> **REQUIRED TASK A**
From the records that follow the text, reproduce word for word the lines that start with the line containing "x-tick-label: Mar bbox=[330, 469, 353, 484]" and end with the line containing "x-tick-label: Feb bbox=[233, 469, 255, 484]", both included.

> **TEXT PROVIDED**
## Start
We also state that BGE and BLNP give consistent results and that the
values we measure are in good agreement with other
inclusive $V_{ub}$ determinations, and compatible, although
systematically larger, with measurements from charmless
exclusive semileptonic decays.

2) The definition of P+ refers to a jet direction -- can this
direction be clarified?  Is  it the jet axis calculated from the
hadronic X system?

R: It is indeed calculated from the hadronic system, as its definition
suggests. We decided to drop the reference to the jet direction though,
and just give the definition of P+, along with a reference to
theoretical papers.

3) For the Breco purity selection, does "Breco decay" simply refer
rejection of final states with a particular particle content (ie,
a particular decay mode) such as "5 charged pi's + 2 pi0's", or is
it more finely structured: "5 charged pi's + 2 pi0's in particular
kinematic regions"? As written, it sounds like the latter imposed
on an event-by-event basis. Have I misunderstood, and it's really
just a final state selection?

R: it is not a rejection, rather a selection of decays of the other
B in the event into a specific state. The number of final states that
we fully reconstruct is rather large (of the order of 1000); for
some combinations of particles we may have specific invariant mass
requirements. However, there is not enough space inn this paper to
embark in a detailed description of our selection; we plan to include
a thorough description the upcoming PRD.

4) Does "photon energy loss" in the m_ES fit description refer to
initial state radiation, final state radiation or both?  The phrase
"caused by photon energy loss" refers only to the m_ES tail,
correct? For either ISR or FSR, does the systematic parameterization
ansatz include uncertainty in the level of radiation (or is it not
important on the few % scale)?

R: "photon energy loss" refers to energy loss in the detector

5) The paper mentions Xclnu decays entering because of undetected
KL's. Do D semileptonic decays also pose a problem since these
will also give an additional undetected particle? The charged
leptons tend to be rather soft, so depending on the lepton id
criteria might not get vetoed... If these are important, have the
D s.l. branching fractions and the B->D momentum spectrum been
considered in the systematics?

R: The requirements on the minimum lepton momentum (1 GeV) and
the lepton charge reduce the background from D s.l. decays to
a level of a few percent.
We take into account the residual contribution by varying the D s.l.
branching ratios in our assessment of systematic uncertainties.
## End
> **GIVEN DATA**
## Start
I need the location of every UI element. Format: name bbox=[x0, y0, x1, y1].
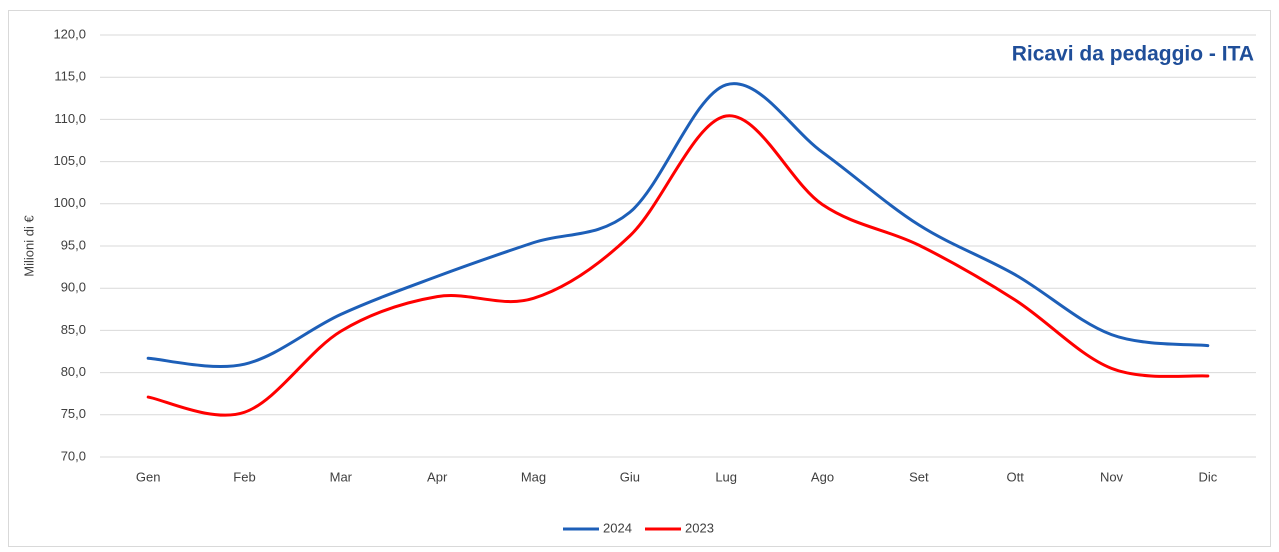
x-tick-label: Mar bbox=[330, 469, 353, 484]
y-tick-label: 120,0 bbox=[53, 26, 86, 41]
y-tick-label: 80,0 bbox=[61, 364, 86, 379]
x-tick-label: Lug bbox=[715, 469, 737, 484]
y-tick-label: 70,0 bbox=[61, 448, 86, 463]
x-tick-label: Ott bbox=[1006, 469, 1024, 484]
x-tick-label: Apr bbox=[427, 469, 448, 484]
x-tick-label: Feb bbox=[233, 469, 255, 484]
y-tick-label: 75,0 bbox=[61, 406, 86, 421]
y-tick-label: 85,0 bbox=[61, 322, 86, 337]
series-line bbox=[146, 82, 1210, 368]
x-tick-label: Gen bbox=[136, 469, 161, 484]
legend-label: 2024 bbox=[603, 520, 632, 535]
y-tick-label: 110,0 bbox=[54, 111, 86, 126]
x-tick-label: Ago bbox=[811, 469, 834, 484]
y-tick-label: 95,0 bbox=[61, 237, 86, 252]
chart-title: Ricavi da pedaggio - ITA bbox=[1012, 43, 1254, 66]
legend-label: 2023 bbox=[685, 520, 714, 535]
y-tick-label: 90,0 bbox=[61, 280, 86, 295]
y-tick-label: 115,0 bbox=[54, 69, 86, 84]
x-tick-label: Mag bbox=[521, 469, 546, 484]
x-tick-label: Set bbox=[909, 469, 929, 484]
series-line bbox=[146, 114, 1210, 417]
x-tick-label: Dic bbox=[1198, 469, 1217, 484]
x-tick-label: Giu bbox=[620, 469, 640, 484]
y-axis-label: Milioni di € bbox=[21, 215, 36, 277]
x-tick-label: Nov bbox=[1100, 469, 1124, 484]
y-tick-label: 100,0 bbox=[53, 195, 86, 210]
chart-border bbox=[8, 10, 1271, 547]
y-tick-label: 105,0 bbox=[53, 153, 86, 168]
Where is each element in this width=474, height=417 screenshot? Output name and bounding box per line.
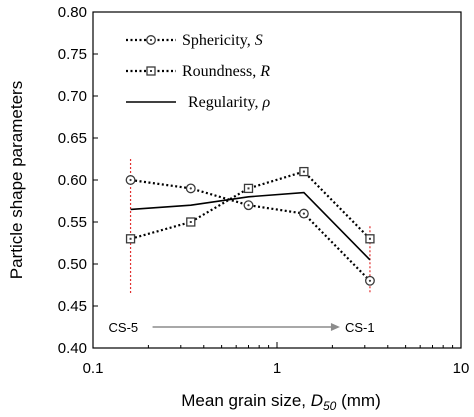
x-tick-labels: 0.1 1 10 [83,360,470,377]
y-tick-label: 0.65 [58,130,87,147]
series-line-2 [130,191,371,261]
x-tick-label: 1 [273,360,281,377]
data-point [365,234,375,244]
y-tick-label: 0.50 [58,256,87,273]
data-point [125,234,136,244]
y-tick-label: 0.70 [58,88,87,105]
x-axis-label-symbol: D [311,391,323,410]
data-point [243,200,254,211]
legend-label-symbol: S [255,32,263,49]
end-label: CS-1 [345,320,375,335]
x-axis-label: Mean grain size, D50 (mm) [181,391,380,413]
y-tick-label: 0.60 [58,172,87,189]
data-point [298,208,309,219]
y-tick-label: 0.80 [58,4,87,21]
legend-label-text: Roundness, [182,63,260,80]
y-tick-labels: 0.40 0.45 0.50 0.55 0.60 0.65 0.70 0.75 0.80 [58,4,87,357]
legend-label-symbol: R [259,63,270,80]
data-point [299,166,309,177]
arrow-head [330,323,340,331]
data-point [243,183,254,194]
data-point [364,275,375,286]
legend: Sphericity, S Roundness, R Regularity, ρ [126,32,271,111]
legend-label-text: Sphericity, [182,32,255,49]
y-tick-label: 0.45 [58,298,87,315]
start-label: CS-5 [109,320,139,335]
legend-label-text: Regularity, [188,94,263,111]
legend-label-2: Regularity, ρ [188,94,271,111]
x-axis-label-prefix: Mean grain size, [181,391,310,410]
y-tick-label: 0.55 [58,214,87,231]
plot-frame [92,11,462,349]
x-tick-label: 10 [453,360,470,377]
y-tick-label: 0.40 [58,340,87,357]
data-point [125,175,136,185]
data-point [185,183,196,194]
data-point [186,217,196,227]
x-axis-label-suffix: (mm) [336,391,380,410]
series-group [125,166,375,286]
legend-marker-0 [146,35,156,45]
y-axis-label: Particle shape parameters [7,81,26,279]
legend-label-symbol: ρ [262,94,271,111]
direction-arrow [152,323,340,331]
y-tick-label: 0.75 [58,46,87,63]
legend-label-1: Roundness, R [182,63,270,80]
legend-marker-1 [146,66,156,76]
legend-label-0: Sphericity, S [182,32,263,49]
range-markers [129,159,371,294]
series-line-1 [130,170,371,240]
series-line-0 [130,178,371,282]
x-tick-label: 0.1 [83,360,104,377]
x-axis-label-subscript: 50 [323,399,337,413]
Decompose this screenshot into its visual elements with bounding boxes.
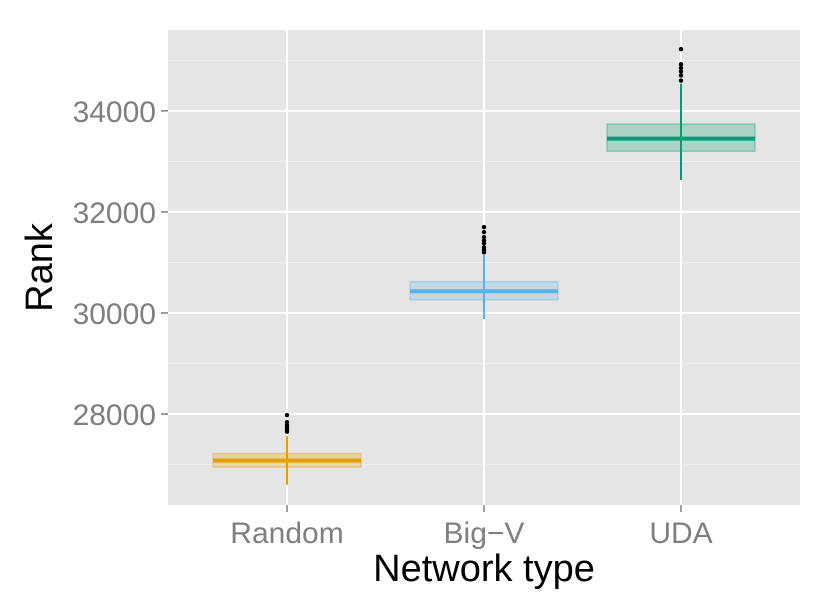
outlier-point bbox=[481, 234, 487, 240]
outlier-point bbox=[481, 238, 487, 243]
box-2 bbox=[606, 47, 756, 181]
y-tick-label: 34000 bbox=[73, 96, 156, 129]
y-tick-label: 32000 bbox=[73, 197, 156, 230]
outlier-point bbox=[481, 245, 487, 250]
outlier-point bbox=[678, 62, 684, 67]
boxes-layer bbox=[212, 47, 756, 485]
x-tick-label: Random bbox=[230, 517, 343, 550]
outlier-point bbox=[284, 412, 290, 418]
outlier-point bbox=[678, 69, 684, 74]
outlier-point bbox=[284, 419, 290, 425]
x-tick-label: Big−V bbox=[444, 517, 525, 550]
outlier-point bbox=[678, 65, 684, 71]
y-tick-label: 28000 bbox=[73, 399, 156, 432]
x-axis-title: Network type bbox=[373, 548, 595, 590]
y-tick-label: 30000 bbox=[73, 298, 156, 331]
x-tick-label: UDA bbox=[649, 517, 712, 550]
y-axis-title: Rank bbox=[19, 222, 61, 312]
box-0 bbox=[212, 412, 362, 485]
outlier-point bbox=[481, 229, 487, 235]
outlier-point bbox=[284, 422, 290, 428]
box-1 bbox=[409, 224, 559, 320]
x-axis-ticks: Random Big−V UDA bbox=[230, 505, 713, 550]
outlier-point bbox=[678, 47, 684, 52]
outlier-point bbox=[481, 224, 487, 230]
y-axis-ticks: 28000 30000 32000 34000 bbox=[73, 96, 168, 432]
outlier-point bbox=[678, 78, 684, 83]
outlier-point bbox=[678, 73, 684, 78]
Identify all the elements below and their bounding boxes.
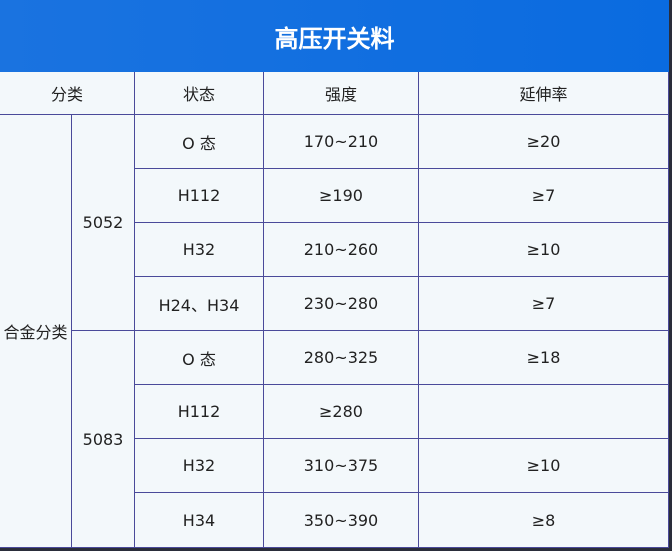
elongation-cell: ≥7	[419, 277, 669, 331]
state-cell: H112	[135, 169, 264, 223]
state-cell: O 态	[135, 115, 264, 169]
header-strength: 强度	[264, 72, 419, 115]
strength-cell: 170~210	[264, 115, 419, 169]
elongation-cell: ≥20	[419, 115, 669, 169]
header-category: 分类	[0, 72, 135, 115]
elongation-cell: ≥10	[419, 439, 669, 493]
state-cell: O 态	[135, 331, 264, 385]
state-cell: H34	[135, 493, 264, 548]
state-cell: H32	[135, 223, 264, 277]
elongation-cell: ≥18	[419, 331, 669, 385]
elongation-cell: ≥10	[419, 223, 669, 277]
state-cell: H24、H34	[135, 277, 264, 331]
header-state: 状态	[135, 72, 264, 115]
elongation-cell: ≥8	[419, 493, 669, 548]
table-title: 高压开关料	[0, 0, 669, 72]
strength-cell: ≥280	[264, 385, 419, 439]
strength-cell: 310~375	[264, 439, 419, 493]
elongation-cell	[419, 385, 669, 439]
strength-cell: 210~260	[264, 223, 419, 277]
elongation-cell: ≥7	[419, 169, 669, 223]
alloy-cell: 5083	[72, 331, 135, 548]
category-cell: 合金分类	[0, 115, 72, 548]
state-cell: H112	[135, 385, 264, 439]
strength-cell: ≥190	[264, 169, 419, 223]
alloy-cell: 5052	[72, 115, 135, 331]
state-cell: H32	[135, 439, 264, 493]
header-elongation: 延伸率	[419, 72, 669, 115]
strength-cell: 230~280	[264, 277, 419, 331]
strength-cell: 350~390	[264, 493, 419, 548]
strength-cell: 280~325	[264, 331, 419, 385]
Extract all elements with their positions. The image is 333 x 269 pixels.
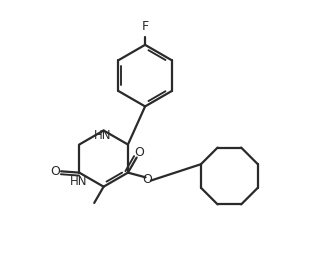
Text: O: O bbox=[50, 165, 60, 178]
Text: O: O bbox=[143, 173, 153, 186]
Text: HN: HN bbox=[94, 129, 112, 142]
Text: O: O bbox=[134, 146, 144, 159]
Text: F: F bbox=[142, 20, 149, 33]
Text: HN: HN bbox=[70, 175, 87, 188]
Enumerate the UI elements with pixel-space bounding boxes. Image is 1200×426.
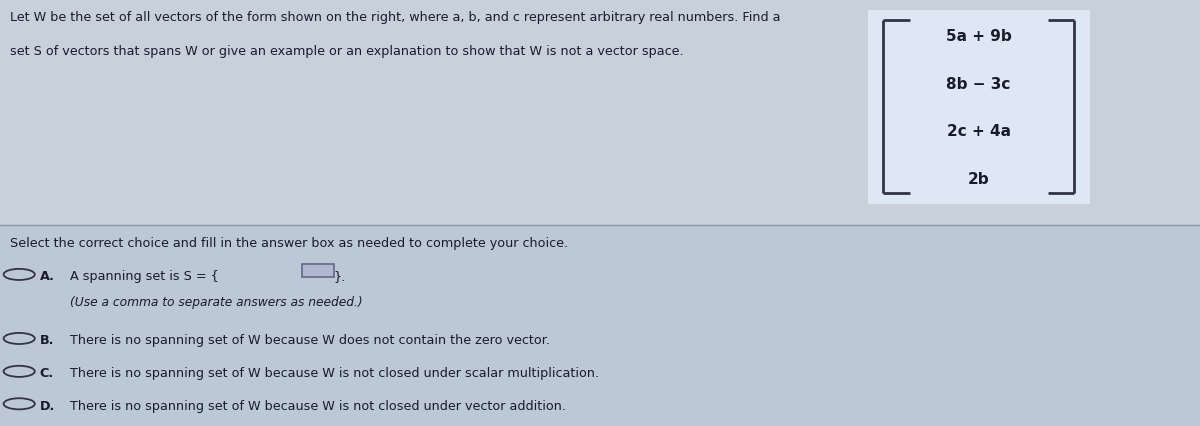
FancyBboxPatch shape — [0, 226, 1200, 426]
Text: There is no spanning set of W because W is not closed under scalar multiplicatio: There is no spanning set of W because W … — [70, 366, 599, 379]
Text: 2c + 4a: 2c + 4a — [947, 124, 1010, 139]
Text: There is no spanning set of W because W does not contain the zero vector.: There is no spanning set of W because W … — [70, 334, 550, 346]
FancyBboxPatch shape — [868, 11, 1090, 204]
Text: 5a + 9b: 5a + 9b — [946, 29, 1012, 44]
Text: A.: A. — [40, 270, 54, 282]
Text: }.: }. — [334, 270, 346, 282]
Text: Select the correct choice and fill in the answer box as needed to complete your : Select the correct choice and fill in th… — [10, 236, 568, 249]
Text: 8b − 3c: 8b − 3c — [947, 76, 1010, 91]
FancyBboxPatch shape — [302, 264, 334, 278]
Text: (Use a comma to separate answers as needed.): (Use a comma to separate answers as need… — [70, 295, 362, 308]
Text: 2b: 2b — [967, 171, 990, 186]
Text: A spanning set is S = {: A spanning set is S = { — [70, 270, 218, 282]
Text: Let W be the set of all vectors of the form shown on the right, where a, b, and : Let W be the set of all vectors of the f… — [10, 11, 780, 23]
Text: set S of vectors that spans W or give an example or an explanation to show that : set S of vectors that spans W or give an… — [10, 45, 683, 58]
Text: B.: B. — [40, 334, 54, 346]
Text: There is no spanning set of W because W is not closed under vector addition.: There is no spanning set of W because W … — [70, 399, 565, 412]
Text: D.: D. — [40, 399, 55, 412]
Text: C.: C. — [40, 366, 54, 379]
FancyBboxPatch shape — [0, 0, 1200, 226]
## End
> **REQUIRED TASK B**
In the referee exchange above, transcribe word for word the part that opens with the words containing "R: The requirements" and closes with "of systematic uncertainties.".

> **FULL ANSWER A**
x-tick-label: Mar bbox=[330, 469, 353, 484]
y-tick-label: 120,0 bbox=[53, 26, 86, 41]
y-tick-label: 80,0 bbox=[61, 364, 86, 379]
x-tick-label: Lug bbox=[715, 469, 737, 484]
y-tick-label: 70,0 bbox=[61, 448, 86, 463]
x-tick-label: Ott bbox=[1006, 469, 1024, 484]
x-tick-label: Apr bbox=[427, 469, 448, 484]
x-tick-label: Feb bbox=[233, 469, 255, 484]

> **FULL ANSWER B**
R: The requirements on the minimum lepton momentum (1 GeV) and
the lepton charge reduce the background from D s.l. decays to
a level of a few percent.
We take into account the residual contribution by varying the D s.l.
branching ratios in our assessment of systematic uncertainties.